### Aim
Note each line that includes the word "this". Copy those lines.

Records about charts and figures

..........

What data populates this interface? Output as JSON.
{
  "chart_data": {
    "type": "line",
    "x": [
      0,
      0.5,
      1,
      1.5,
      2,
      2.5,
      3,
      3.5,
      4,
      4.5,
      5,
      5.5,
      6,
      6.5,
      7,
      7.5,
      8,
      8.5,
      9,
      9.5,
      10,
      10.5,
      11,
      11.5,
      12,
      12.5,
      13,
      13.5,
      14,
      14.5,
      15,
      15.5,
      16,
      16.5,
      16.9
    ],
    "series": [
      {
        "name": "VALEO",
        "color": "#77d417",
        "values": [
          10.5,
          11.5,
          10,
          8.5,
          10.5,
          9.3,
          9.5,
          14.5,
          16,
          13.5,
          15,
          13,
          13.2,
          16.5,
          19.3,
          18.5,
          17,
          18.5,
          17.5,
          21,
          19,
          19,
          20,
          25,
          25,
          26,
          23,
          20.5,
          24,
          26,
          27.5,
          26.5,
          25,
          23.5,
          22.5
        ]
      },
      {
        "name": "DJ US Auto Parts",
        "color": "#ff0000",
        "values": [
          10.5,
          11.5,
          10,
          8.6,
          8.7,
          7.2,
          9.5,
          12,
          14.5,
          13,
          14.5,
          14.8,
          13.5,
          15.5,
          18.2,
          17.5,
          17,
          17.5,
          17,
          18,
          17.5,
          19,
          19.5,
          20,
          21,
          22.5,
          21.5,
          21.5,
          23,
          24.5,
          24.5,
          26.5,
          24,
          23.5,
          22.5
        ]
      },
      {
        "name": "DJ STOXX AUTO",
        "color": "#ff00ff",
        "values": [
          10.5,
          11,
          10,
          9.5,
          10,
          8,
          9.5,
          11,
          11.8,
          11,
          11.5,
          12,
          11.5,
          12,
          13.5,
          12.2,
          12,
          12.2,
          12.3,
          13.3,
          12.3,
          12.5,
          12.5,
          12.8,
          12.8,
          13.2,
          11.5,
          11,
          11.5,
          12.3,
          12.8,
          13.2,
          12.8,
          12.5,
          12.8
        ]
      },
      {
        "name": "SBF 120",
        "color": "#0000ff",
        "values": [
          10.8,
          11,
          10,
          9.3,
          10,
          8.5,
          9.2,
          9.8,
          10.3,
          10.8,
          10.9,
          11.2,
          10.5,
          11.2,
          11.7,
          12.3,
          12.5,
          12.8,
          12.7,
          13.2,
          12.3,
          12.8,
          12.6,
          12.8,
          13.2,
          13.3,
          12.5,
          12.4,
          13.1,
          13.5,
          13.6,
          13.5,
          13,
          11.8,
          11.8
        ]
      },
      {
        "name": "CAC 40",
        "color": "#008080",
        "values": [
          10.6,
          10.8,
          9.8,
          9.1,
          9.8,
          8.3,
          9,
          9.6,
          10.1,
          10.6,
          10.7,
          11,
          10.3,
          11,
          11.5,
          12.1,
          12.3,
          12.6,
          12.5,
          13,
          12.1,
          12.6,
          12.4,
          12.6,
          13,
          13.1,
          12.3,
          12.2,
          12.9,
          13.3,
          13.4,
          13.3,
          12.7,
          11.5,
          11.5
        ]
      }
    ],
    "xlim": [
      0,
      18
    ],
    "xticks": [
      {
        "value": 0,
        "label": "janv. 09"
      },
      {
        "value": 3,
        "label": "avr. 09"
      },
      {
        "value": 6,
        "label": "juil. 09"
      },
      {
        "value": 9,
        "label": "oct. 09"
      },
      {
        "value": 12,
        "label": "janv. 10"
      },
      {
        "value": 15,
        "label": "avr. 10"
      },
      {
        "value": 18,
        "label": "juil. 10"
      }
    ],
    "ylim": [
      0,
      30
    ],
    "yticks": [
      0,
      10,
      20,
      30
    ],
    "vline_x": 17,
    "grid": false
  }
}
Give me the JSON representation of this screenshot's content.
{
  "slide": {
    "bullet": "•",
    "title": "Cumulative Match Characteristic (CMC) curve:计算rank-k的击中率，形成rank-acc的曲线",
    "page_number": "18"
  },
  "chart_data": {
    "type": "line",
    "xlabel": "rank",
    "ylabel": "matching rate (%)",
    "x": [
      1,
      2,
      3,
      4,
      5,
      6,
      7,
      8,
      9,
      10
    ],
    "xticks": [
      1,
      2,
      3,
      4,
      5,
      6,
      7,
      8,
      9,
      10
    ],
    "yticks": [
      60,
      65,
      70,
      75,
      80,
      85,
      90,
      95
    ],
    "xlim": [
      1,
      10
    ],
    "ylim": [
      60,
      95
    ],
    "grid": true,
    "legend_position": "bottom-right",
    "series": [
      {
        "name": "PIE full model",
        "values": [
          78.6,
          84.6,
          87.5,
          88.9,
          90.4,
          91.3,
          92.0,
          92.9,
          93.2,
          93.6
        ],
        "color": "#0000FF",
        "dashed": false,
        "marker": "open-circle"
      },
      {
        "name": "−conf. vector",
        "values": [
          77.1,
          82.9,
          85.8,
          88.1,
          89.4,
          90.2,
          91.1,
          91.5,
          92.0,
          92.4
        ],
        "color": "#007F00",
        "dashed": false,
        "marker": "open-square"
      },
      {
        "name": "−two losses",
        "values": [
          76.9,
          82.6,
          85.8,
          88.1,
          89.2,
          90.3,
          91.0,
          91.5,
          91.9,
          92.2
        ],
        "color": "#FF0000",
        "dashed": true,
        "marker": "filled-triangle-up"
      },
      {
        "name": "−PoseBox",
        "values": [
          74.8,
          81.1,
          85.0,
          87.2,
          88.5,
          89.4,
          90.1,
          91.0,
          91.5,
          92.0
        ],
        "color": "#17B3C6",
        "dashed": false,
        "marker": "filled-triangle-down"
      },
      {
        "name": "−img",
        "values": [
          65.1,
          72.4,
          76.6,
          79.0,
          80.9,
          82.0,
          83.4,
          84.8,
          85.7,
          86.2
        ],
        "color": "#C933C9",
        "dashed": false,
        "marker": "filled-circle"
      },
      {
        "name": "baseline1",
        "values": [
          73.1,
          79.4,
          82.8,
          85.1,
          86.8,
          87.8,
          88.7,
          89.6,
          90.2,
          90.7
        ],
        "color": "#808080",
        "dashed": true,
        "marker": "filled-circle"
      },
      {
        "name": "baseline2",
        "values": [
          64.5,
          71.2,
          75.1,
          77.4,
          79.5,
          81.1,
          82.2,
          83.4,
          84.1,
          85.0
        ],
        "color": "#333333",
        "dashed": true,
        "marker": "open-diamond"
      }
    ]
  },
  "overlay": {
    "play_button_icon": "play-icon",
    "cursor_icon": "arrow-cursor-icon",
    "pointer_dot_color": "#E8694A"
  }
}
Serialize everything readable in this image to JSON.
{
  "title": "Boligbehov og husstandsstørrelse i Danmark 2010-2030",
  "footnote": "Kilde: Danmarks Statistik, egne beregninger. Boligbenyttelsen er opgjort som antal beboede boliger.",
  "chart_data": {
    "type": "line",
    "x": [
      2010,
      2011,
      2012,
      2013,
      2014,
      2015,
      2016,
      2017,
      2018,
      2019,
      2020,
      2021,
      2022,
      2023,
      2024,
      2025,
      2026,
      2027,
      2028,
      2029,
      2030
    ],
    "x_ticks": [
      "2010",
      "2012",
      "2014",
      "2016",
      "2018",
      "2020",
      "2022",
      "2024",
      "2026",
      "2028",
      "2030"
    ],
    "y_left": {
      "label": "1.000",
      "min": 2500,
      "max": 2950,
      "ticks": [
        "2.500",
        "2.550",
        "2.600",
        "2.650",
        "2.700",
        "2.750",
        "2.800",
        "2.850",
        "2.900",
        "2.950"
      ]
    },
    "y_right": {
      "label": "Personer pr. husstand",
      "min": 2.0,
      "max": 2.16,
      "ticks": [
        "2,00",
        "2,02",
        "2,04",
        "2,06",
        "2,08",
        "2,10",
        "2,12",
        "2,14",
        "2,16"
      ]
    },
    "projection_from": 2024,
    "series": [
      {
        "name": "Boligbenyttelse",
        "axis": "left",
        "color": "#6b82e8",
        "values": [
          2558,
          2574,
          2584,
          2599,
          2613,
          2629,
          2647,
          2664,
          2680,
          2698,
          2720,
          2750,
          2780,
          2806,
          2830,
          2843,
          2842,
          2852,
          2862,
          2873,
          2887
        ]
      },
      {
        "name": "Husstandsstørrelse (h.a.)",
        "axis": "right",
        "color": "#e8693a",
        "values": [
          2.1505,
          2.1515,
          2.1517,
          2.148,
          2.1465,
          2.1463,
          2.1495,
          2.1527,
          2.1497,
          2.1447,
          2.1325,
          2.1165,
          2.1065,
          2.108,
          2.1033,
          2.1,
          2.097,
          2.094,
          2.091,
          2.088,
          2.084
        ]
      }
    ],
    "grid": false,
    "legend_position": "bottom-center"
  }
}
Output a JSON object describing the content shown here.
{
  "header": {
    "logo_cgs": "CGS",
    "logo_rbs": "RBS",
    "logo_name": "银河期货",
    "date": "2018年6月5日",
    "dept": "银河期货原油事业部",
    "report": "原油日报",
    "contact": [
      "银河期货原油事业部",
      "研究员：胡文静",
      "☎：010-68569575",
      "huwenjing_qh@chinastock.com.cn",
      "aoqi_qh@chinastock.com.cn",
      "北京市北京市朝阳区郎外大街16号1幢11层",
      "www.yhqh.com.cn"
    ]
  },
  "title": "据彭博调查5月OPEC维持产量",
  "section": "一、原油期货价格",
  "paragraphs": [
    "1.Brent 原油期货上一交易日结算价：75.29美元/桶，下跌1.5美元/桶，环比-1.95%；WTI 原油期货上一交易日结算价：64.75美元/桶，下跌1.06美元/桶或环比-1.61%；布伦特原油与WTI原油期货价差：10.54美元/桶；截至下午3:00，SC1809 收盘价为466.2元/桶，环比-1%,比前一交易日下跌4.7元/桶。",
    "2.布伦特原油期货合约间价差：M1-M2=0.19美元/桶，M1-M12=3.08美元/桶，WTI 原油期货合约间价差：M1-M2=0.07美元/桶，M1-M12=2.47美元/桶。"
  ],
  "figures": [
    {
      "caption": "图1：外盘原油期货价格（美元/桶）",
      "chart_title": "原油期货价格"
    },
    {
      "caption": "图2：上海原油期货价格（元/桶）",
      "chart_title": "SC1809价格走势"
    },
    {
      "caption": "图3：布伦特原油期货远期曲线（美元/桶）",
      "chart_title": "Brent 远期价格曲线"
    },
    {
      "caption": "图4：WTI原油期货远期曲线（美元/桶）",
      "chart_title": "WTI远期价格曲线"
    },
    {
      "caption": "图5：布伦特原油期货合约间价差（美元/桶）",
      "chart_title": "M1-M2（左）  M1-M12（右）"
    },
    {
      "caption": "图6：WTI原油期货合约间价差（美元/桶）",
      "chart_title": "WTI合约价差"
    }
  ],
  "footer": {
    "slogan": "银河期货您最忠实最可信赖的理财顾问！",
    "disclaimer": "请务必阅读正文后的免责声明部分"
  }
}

..........

### Reply to the exercise
What data populates this interface? Output as JSON.
Give me the JSON representation of this screenshot's content.
Serialize everything readable in this image to JSON.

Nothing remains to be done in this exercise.